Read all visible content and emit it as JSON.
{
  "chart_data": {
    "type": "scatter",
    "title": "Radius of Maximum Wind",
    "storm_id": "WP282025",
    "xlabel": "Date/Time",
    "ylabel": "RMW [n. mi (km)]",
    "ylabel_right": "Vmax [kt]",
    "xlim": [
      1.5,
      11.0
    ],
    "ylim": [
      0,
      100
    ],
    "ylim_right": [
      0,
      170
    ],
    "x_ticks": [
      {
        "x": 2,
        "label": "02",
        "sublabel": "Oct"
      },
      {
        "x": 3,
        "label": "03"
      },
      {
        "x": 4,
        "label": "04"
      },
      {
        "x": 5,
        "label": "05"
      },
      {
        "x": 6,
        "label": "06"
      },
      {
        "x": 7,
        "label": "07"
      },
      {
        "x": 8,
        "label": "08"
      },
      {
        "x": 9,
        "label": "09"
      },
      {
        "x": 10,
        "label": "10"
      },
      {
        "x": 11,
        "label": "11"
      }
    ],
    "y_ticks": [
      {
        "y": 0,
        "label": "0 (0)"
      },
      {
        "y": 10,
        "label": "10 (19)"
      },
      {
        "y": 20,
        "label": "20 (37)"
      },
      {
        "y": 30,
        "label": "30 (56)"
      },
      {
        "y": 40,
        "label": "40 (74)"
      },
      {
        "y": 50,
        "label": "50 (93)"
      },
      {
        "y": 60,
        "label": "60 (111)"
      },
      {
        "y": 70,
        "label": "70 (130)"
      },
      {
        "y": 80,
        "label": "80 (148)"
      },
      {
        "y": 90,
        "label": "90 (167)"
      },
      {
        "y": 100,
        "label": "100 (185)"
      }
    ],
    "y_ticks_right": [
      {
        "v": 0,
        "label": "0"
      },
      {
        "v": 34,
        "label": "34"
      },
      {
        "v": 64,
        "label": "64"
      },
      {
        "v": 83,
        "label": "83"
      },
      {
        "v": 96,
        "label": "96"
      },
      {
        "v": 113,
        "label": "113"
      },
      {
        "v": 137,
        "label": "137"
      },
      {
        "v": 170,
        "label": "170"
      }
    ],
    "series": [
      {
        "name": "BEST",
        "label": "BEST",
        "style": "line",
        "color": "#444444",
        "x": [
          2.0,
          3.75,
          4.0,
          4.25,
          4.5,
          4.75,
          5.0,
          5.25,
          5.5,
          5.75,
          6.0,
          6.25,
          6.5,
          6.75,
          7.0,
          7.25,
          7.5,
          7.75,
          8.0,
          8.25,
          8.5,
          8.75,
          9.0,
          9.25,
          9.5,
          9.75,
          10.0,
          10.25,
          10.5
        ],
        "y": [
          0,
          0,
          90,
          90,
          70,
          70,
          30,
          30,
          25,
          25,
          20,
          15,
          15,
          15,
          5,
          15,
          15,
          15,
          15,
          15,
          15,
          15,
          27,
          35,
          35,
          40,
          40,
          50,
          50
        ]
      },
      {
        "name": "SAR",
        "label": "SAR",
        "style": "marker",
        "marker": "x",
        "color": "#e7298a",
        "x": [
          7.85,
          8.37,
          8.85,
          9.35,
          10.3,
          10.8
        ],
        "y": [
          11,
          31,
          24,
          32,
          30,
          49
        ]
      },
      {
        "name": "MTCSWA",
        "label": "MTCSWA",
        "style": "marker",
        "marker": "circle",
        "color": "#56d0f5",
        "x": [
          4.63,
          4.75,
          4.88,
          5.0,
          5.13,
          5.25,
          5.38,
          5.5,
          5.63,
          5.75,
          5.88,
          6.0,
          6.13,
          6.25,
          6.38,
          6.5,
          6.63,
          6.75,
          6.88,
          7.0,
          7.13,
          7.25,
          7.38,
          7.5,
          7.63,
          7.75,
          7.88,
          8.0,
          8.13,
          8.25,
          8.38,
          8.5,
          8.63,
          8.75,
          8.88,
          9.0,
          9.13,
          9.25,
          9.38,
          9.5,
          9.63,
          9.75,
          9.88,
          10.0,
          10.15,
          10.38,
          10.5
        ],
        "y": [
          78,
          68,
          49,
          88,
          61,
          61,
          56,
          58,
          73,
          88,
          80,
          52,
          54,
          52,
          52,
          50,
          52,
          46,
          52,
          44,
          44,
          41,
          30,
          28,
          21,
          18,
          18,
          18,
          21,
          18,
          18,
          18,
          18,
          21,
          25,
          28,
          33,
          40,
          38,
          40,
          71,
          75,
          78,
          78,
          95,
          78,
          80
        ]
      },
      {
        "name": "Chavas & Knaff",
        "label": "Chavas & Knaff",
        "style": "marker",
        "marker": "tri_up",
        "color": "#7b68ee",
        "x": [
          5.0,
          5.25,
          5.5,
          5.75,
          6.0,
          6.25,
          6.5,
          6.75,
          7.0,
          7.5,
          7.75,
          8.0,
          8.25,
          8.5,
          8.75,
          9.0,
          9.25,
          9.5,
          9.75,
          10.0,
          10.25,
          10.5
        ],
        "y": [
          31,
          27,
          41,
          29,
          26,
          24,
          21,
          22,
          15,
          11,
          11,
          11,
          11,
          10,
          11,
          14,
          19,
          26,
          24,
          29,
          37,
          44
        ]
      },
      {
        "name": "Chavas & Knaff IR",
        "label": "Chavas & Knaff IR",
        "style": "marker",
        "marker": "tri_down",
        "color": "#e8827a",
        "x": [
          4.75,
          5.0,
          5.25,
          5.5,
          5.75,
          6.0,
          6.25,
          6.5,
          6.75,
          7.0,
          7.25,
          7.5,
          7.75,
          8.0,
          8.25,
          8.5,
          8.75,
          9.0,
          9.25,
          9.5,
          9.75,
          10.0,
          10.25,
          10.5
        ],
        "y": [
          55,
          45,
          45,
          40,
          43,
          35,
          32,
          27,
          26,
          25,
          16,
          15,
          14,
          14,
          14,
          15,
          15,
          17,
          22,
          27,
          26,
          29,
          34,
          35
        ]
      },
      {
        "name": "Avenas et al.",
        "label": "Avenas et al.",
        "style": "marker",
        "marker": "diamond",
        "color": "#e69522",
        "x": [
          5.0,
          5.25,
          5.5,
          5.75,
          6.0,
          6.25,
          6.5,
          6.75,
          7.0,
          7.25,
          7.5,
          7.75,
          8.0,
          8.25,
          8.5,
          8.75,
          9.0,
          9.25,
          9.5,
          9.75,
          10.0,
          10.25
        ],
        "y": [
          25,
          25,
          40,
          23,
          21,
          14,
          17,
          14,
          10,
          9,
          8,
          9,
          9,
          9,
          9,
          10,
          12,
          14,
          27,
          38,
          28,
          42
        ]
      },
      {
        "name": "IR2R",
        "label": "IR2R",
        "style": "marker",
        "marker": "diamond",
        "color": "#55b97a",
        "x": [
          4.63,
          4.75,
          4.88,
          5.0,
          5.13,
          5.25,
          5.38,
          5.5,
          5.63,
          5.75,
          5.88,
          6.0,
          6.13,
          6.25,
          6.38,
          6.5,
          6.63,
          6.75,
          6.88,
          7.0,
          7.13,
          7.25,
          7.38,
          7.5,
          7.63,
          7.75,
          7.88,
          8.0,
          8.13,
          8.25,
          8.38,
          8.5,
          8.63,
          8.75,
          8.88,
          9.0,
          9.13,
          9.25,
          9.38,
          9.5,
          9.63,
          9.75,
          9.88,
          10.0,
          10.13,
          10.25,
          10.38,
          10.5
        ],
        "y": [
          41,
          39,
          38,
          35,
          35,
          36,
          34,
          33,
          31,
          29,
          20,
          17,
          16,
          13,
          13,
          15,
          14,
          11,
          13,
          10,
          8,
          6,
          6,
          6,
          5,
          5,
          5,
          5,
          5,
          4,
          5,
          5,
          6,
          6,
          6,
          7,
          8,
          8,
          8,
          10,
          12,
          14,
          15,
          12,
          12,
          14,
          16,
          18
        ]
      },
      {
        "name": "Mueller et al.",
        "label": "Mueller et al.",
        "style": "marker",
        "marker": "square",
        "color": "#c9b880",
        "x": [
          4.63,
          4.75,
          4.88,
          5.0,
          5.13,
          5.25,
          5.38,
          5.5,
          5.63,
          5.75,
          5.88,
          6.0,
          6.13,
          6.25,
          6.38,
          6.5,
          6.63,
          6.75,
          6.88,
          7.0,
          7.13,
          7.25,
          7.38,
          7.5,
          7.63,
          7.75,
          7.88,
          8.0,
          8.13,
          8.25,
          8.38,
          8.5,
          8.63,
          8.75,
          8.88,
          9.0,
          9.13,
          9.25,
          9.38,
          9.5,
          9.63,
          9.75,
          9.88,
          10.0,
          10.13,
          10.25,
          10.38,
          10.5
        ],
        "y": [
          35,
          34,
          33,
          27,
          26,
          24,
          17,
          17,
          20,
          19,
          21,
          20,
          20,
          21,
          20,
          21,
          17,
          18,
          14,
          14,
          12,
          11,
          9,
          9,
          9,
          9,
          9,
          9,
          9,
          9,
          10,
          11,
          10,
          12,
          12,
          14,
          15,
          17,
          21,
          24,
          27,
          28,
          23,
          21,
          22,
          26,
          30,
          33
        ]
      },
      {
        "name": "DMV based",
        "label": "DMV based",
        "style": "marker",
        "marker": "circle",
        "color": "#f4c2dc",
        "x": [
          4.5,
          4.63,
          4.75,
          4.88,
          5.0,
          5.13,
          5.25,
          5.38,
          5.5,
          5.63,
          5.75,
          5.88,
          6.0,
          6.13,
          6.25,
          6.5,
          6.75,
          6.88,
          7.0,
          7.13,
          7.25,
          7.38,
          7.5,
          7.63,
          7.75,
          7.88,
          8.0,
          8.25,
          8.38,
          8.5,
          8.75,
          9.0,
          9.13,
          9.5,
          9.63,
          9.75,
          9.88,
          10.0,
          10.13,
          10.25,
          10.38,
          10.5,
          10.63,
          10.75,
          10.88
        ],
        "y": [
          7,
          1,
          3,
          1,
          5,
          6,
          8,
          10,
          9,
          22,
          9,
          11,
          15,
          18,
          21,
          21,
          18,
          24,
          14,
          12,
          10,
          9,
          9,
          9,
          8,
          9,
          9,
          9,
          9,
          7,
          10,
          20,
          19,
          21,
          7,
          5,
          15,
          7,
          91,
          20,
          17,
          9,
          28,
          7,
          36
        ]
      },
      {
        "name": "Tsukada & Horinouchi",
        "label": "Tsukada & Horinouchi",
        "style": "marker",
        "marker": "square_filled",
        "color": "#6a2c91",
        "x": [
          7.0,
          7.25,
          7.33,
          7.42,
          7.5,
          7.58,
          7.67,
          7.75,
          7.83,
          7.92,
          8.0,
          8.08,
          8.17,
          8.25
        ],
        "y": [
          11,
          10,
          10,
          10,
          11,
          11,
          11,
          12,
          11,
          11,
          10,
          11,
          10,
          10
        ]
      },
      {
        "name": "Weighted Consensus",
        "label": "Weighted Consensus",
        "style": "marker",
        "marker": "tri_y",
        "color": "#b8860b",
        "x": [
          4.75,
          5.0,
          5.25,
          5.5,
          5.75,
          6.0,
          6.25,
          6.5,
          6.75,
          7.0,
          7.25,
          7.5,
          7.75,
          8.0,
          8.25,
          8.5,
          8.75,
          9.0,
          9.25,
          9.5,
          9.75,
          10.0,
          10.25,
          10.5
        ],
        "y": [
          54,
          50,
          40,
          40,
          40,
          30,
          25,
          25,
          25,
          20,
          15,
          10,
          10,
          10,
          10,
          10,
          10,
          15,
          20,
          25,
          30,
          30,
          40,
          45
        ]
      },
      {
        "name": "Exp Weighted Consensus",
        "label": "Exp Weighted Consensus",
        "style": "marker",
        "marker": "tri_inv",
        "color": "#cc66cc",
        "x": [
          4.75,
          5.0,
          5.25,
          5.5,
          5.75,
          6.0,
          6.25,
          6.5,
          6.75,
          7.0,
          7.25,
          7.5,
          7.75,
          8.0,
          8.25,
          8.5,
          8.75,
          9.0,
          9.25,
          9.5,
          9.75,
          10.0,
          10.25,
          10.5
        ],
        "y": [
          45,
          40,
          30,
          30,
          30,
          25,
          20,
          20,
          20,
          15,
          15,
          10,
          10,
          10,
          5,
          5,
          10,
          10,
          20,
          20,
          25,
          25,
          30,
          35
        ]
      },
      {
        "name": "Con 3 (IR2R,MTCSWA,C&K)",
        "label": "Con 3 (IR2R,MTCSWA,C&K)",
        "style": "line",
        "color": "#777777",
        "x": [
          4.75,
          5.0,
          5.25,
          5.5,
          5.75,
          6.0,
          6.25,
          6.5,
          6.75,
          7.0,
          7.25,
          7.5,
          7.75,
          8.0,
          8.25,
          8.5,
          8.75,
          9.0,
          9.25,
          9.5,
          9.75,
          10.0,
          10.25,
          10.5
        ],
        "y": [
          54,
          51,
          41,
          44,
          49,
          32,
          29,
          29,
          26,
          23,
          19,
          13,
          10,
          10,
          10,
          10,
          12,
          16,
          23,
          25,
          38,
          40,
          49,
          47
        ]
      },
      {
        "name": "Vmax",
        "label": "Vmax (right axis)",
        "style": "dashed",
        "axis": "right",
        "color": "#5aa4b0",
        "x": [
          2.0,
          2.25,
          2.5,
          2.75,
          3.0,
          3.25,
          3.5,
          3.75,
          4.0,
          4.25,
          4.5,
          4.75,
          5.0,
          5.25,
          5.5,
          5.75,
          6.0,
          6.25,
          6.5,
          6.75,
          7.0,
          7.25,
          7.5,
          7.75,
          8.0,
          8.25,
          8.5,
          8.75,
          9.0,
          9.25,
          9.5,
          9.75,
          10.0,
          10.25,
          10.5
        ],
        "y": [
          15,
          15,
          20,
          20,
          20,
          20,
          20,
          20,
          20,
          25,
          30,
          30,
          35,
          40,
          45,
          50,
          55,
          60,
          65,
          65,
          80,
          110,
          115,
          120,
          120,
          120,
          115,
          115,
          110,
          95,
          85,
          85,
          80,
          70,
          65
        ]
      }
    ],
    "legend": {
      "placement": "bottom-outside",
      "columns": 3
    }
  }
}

·····

Collect from the data above every line that includes "Tsukada".

• [Complete answer]
        "name": "Tsukada & Horinouchi",
        "label": "Tsukada & Horinouchi",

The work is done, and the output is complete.